# [DIRECTION]
Copy out each line featuring the string "如果闭合开关" from the entries beneath.

# [DATA ENTRIES]

══════

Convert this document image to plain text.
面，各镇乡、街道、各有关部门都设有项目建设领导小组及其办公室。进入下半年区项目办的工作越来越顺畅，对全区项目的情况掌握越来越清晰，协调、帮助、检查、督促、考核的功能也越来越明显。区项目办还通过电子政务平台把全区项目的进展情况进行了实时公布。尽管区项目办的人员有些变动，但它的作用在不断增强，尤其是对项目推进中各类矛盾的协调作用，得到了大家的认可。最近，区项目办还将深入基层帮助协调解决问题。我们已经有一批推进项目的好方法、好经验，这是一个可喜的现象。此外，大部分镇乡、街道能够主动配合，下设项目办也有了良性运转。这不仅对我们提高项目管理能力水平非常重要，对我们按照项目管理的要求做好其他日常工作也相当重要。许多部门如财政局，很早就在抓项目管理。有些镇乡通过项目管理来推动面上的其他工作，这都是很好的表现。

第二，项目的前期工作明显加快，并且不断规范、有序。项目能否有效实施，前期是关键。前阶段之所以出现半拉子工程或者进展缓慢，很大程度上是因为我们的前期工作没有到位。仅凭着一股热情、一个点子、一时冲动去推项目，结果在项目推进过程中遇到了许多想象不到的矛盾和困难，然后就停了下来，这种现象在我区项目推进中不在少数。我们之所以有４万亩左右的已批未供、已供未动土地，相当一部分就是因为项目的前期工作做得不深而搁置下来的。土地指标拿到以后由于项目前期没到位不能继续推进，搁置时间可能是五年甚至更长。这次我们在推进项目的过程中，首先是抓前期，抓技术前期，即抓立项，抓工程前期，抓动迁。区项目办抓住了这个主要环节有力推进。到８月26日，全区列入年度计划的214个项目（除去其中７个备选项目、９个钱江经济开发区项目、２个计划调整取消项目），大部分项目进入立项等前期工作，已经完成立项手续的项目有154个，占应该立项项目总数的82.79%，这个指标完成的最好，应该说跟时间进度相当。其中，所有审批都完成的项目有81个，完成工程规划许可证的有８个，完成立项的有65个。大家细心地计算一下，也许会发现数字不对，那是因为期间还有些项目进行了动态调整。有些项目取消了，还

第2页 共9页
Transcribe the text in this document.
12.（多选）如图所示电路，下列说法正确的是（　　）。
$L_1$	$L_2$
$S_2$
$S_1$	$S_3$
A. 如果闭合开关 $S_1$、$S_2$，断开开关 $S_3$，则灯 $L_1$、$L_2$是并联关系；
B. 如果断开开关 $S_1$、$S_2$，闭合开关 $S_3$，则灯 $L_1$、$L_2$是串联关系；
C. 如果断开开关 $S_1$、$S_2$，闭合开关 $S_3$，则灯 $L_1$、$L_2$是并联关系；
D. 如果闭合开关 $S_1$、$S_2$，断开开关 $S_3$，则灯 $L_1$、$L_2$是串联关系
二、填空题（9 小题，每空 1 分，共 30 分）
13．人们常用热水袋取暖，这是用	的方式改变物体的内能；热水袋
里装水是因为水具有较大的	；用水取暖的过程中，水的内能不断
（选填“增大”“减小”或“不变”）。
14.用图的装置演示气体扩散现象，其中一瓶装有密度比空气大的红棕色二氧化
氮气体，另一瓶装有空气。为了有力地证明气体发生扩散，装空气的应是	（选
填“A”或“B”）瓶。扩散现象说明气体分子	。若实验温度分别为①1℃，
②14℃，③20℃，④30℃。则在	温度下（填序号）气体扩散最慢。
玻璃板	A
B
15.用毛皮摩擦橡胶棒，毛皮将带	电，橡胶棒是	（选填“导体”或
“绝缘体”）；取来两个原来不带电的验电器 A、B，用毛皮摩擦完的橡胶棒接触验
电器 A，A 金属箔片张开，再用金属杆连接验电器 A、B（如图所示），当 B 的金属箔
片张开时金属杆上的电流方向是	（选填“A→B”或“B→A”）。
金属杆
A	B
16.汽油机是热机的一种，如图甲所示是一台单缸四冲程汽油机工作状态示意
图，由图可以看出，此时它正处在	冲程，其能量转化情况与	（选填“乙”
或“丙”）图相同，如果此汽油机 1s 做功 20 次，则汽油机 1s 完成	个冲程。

══════

# [WRITTEN SOLUTION]
A. 如果闭合开关 $S_1$、$S_2$，断开开关 $S_3$，则灯 $L_1$、$L_2$是并联关系；
D. 如果闭合开关 $S_1$、$S_2$，断开开关 $S_3$，则灯 $L_1$、$L_2$是串联关系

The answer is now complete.